* _What you need to do_
Among the entries, which lines carry the string "предоставлении"? Copy each of them.

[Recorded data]
** BEGIN **
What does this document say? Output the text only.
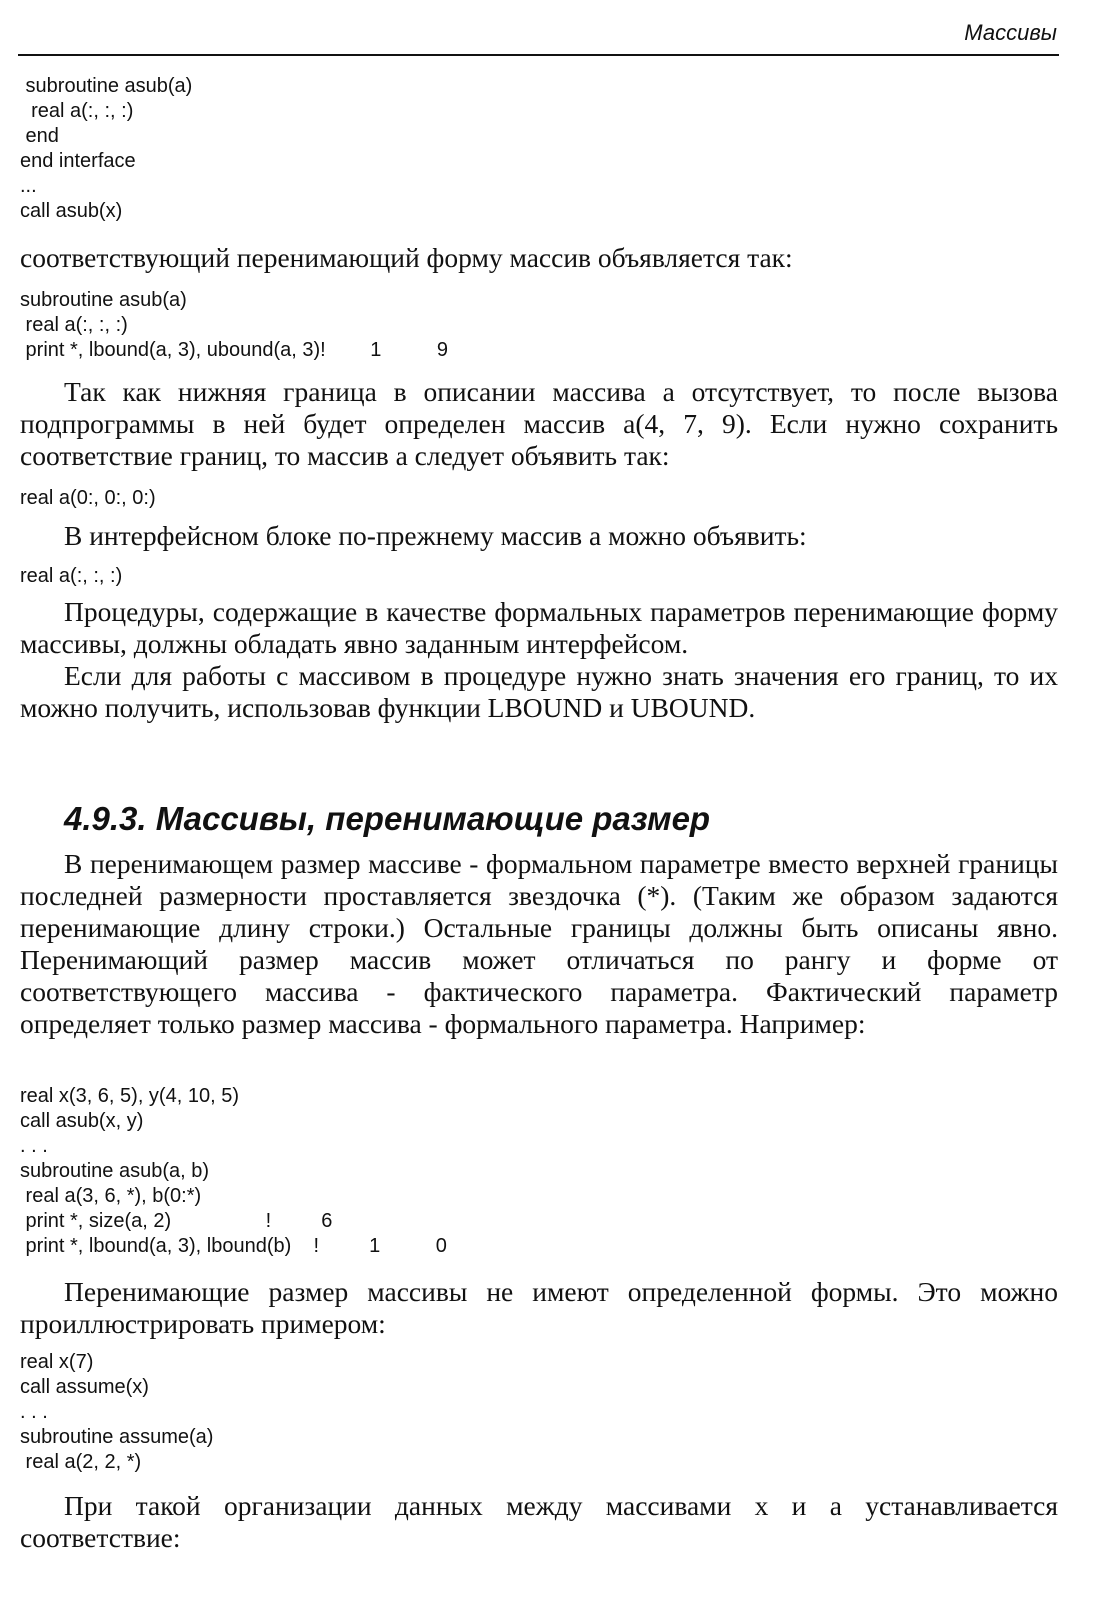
Массивы
subroutine asub(a)
real a(:, :, :)
end
end interface
...
call asub(x)

соответствующий перенимающий форму массив объявляется так:

subroutine asub(a)
real a(:, :, :)
print *, lbound(a, 3), ubound(a, 3)!        1          9

Так как нижняя граница в описании массива a отсутствует, то после вызова подпрограммы в ней будет определен массив a(4, 7, 9). Если нужно сохранить соответствие границ, то массив a следует объявить так:

real a(0:, 0:, 0:)

В интерфейсном блоке по-прежнему массив a можно объявить:

real a(:, :, :)

Процедуры, содержащие в качестве формальных параметров перенимающие форму массивы, должны обладать явно заданным интерфейсом.

Если для работы с массивом в процедуре нужно знать значения его границ, то их можно получить, использовав функции LBOUND и UBOUND.

4.9.3. Массивы, перенимающие размер

В перенимающем размер массиве - формальном параметре вместо верхней границы последней размерности проставляется звездочка (*). (Таким же образом задаются перенимающие длину строки.) Остальные границы должны быть описаны явно. Перенимающий размер массив может отличаться по рангу и форме от соответствующего массива - фактического параметра. Фактический параметр определяет только размер массива - формального параметра. Например:

real x(3, 6, 5), y(4, 10, 5)
call asub(x, y)
. . .
subroutine asub(a, b)
real a(3, 6, *), b(0:*)
print *, size(a, 2)                 !         6
print *, lbound(a, 3), lbound(b)    !         1          0

Перенимающие размер массивы не имеют определенной формы. Это можно проиллюстрировать примером:

real x(7)
call assume(x)
. . .
subroutine assume(a)
real a(2, 2, *)

При такой организации данных между массивами x и a устанавливается соответствие:
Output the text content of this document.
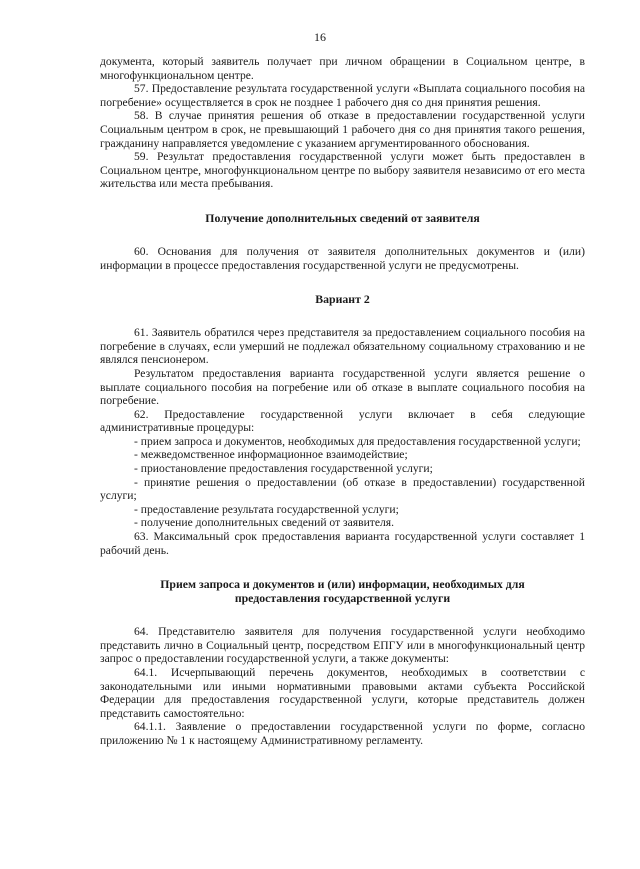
16

документа, который заявитель получает при личном обращении в Социальном центре, в многофункциональном центре.

57. Предоставление результата государственной услуги «Выплата социального пособия на погребение» осуществляется в срок не позднее 1 рабочего дня со дня принятия решения.

58. В случае принятия решения об отказе в предоставлении государственной услуги Социальным центром в срок, не превышающий 1 рабочего дня со дня принятия такого решения, гражданину направляется уведомление с указанием аргументированного обоснования.

59. Результат предоставления государственной услуги может быть предоставлен в Социальном центре, многофункциональном центре по выбору заявителя независимо от его места жительства или места пребывания.

Получение дополнительных сведений от заявителя

60. Основания для получения от заявителя дополнительных документов и (или) информации в процессе предоставления государственной услуги не предусмотрены.

Вариант 2

61. Заявитель обратился через представителя за предоставлением социального пособия на погребение в случаях, если умерший не подлежал обязательному социальному страхованию и не являлся пенсионером.

Результатом предоставления варианта государственной услуги является решение о выплате социального пособия на погребение или об отказе в выплате социального пособия на погребение.

62. Предоставление государственной услуги включает в себя следующие административные процедуры:

- прием запроса и документов, необходимых для предоставления государственной услуги;

- межведомственное информационное взаимодействие;

- приостановление предоставления государственной услуги;

- принятие решения о предоставлении (об отказе в предоставлении) государственной услуги;

- предоставление результата государственной услуги;

- получение дополнительных сведений от заявителя.

63. Максимальный срок предоставления варианта государственной услуги составляет 1 рабочий день.

Прием запроса и документов и (или) информации, необходимых для
предоставления государственной услуги

64. Представителю заявителя для получения государственной услуги необходимо представить лично в Социальный центр, посредством ЕПГУ или в многофункциональный центр запрос о предоставлении государственной услуги, а также документы:

64.1. Исчерпывающий перечень документов, необходимых в соответствии с законодательными или иными нормативными правовыми актами субъекта Российской Федерации для предоставления государственной услуги, которые представитель должен представить самостоятельно:

64.1.1. Заявление о предоставлении государственной услуги по форме, согласно приложению № 1 к настоящему Административному регламенту.
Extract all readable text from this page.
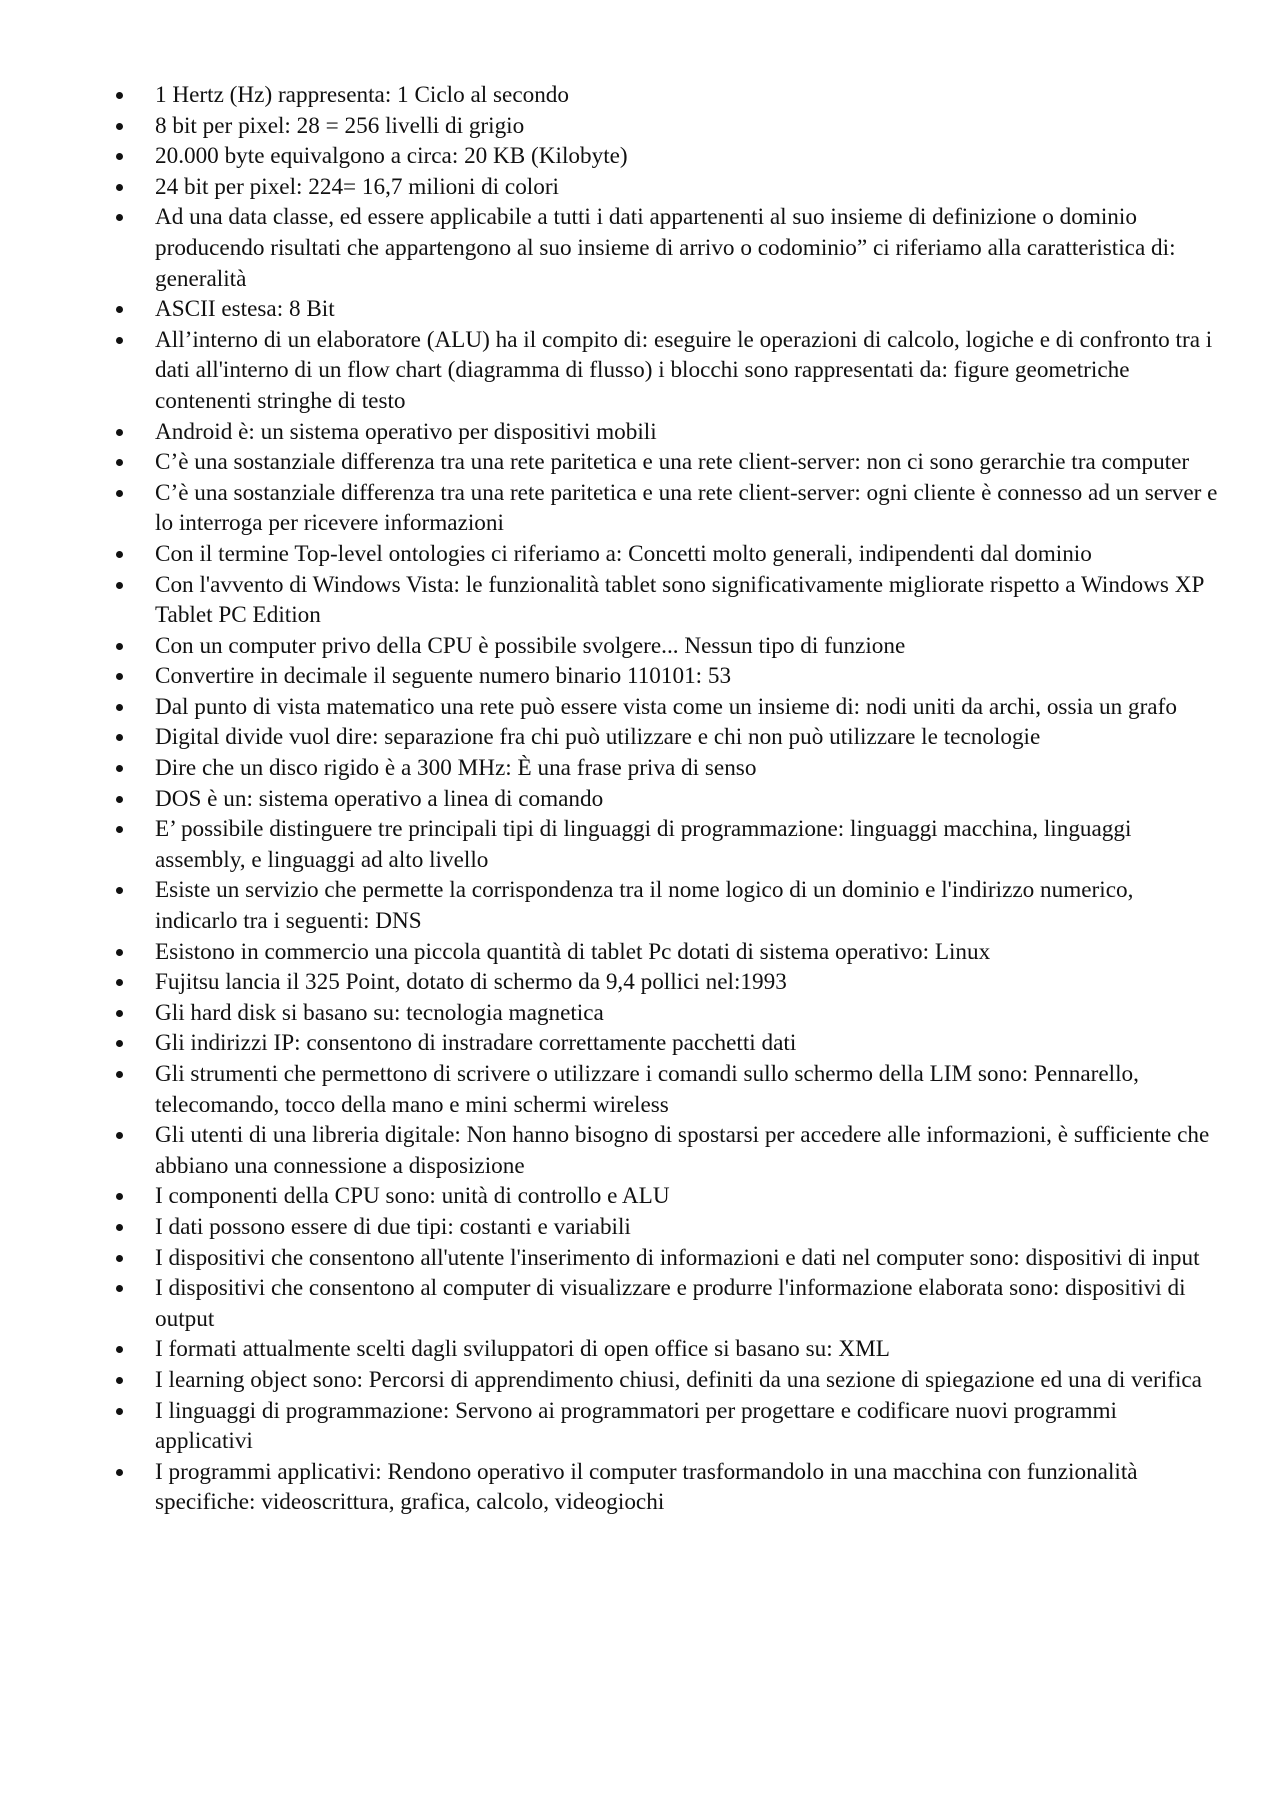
1 Hertz (Hz) rappresenta: 1 Ciclo al secondo
8 bit per pixel: 28 = 256 livelli di grigio
20.000 byte equivalgono a circa: 20 KB (Kilobyte)
24 bit per pixel: 224= 16,7 milioni di colori
Ad una data classe, ed essere applicabile a tutti i dati appartenenti al suo insieme di definizione o dominio producendo risultati che appartengono al suo insieme di arrivo o codominio” ci riferiamo alla caratteristica di: generalità
ASCII estesa: 8 Bit
All’interno di un elaboratore (ALU) ha il compito di: eseguire le operazioni di calcolo, logiche e di confronto tra i dati all'interno di un flow chart (diagramma di flusso) i blocchi sono rappresentati da: figure geometriche contenenti stringhe di testo
Android è: un sistema operativo per dispositivi mobili
C’è una sostanziale differenza tra una rete paritetica e una rete client-server: non ci sono gerarchie tra computer
C’è una sostanziale differenza tra una rete paritetica e una rete client-server: ogni cliente è connesso ad un server e lo interroga per ricevere informazioni
Con il termine Top-level ontologies ci riferiamo a: Concetti molto generali, indipendenti dal dominio
Con l'avvento di Windows Vista: le funzionalità tablet sono significativamente migliorate rispetto a Windows XP Tablet PC Edition
Con un computer privo della CPU è possibile svolgere... Nessun tipo di funzione
Convertire in decimale il seguente numero binario 110101: 53
Dal punto di vista matematico una rete può essere vista come un insieme di: nodi uniti da archi, ossia un grafo
Digital divide vuol dire: separazione fra chi può utilizzare e chi non può utilizzare le tecnologie
Dire che un disco rigido è a 300 MHz: È una frase priva di senso
DOS è un: sistema operativo a linea di comando
E’ possibile distinguere tre principali tipi di linguaggi di programmazione: linguaggi macchina, linguaggi assembly, e linguaggi ad alto livello
Esiste un servizio che permette la corrispondenza tra il nome logico di un dominio e l'indirizzo numerico, indicarlo tra i seguenti: DNS
Esistono in commercio una piccola quantità di tablet Pc dotati di sistema operativo: Linux
Fujitsu lancia il 325 Point, dotato di schermo da 9,4 pollici nel:1993
Gli hard disk si basano su: tecnologia magnetica
Gli indirizzi IP: consentono di instradare correttamente pacchetti dati
Gli strumenti che permettono di scrivere o utilizzare i comandi sullo schermo della LIM sono: Pennarello, telecomando, tocco della mano e mini schermi wireless
Gli utenti di una libreria digitale: Non hanno bisogno di spostarsi per accedere alle informazioni, è sufficiente che abbiano una connessione a disposizione
I componenti della CPU sono: unità di controllo e ALU
I dati possono essere di due tipi: costanti e variabili
I dispositivi che consentono all'utente l'inserimento di informazioni e dati nel computer sono: dispositivi di input
I dispositivi che consentono al computer di visualizzare e produrre l'informazione elaborata sono: dispositivi di output
I formati attualmente scelti dagli sviluppatori di open office si basano su: XML
I learning object sono: Percorsi di apprendimento chiusi, definiti da una sezione di spiegazione ed una di verifica
I linguaggi di programmazione: Servono ai programmatori per progettare e codificare nuovi programmi applicativi
I programmi applicativi: Rendono operativo il computer trasformandolo in una macchina con funzionalità specifiche: videoscrittura, grafica, calcolo, videogiochi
** END **
* _Full output_
58. В случае принятия решения об отказе в предоставлении государственной услуги Социальным центром в срок, не превышающий 1 рабочего дня со дня принятия такого решения, гражданину направляется уведомление с указанием аргументированного обоснования.
- принятие решения о предоставлении (об отказе в предоставлении) государственной услуги;
64. Представителю заявителя для получения государственной услуги необходимо представить лично в Социальный центр, посредством ЕПГУ или в многофункциональный центр запрос о предоставлении государственной услуги, а также документы:
64.1.1. Заявление о предоставлении государственной услуги по форме, согласно приложению № 1 к настоящему Административному регламенту.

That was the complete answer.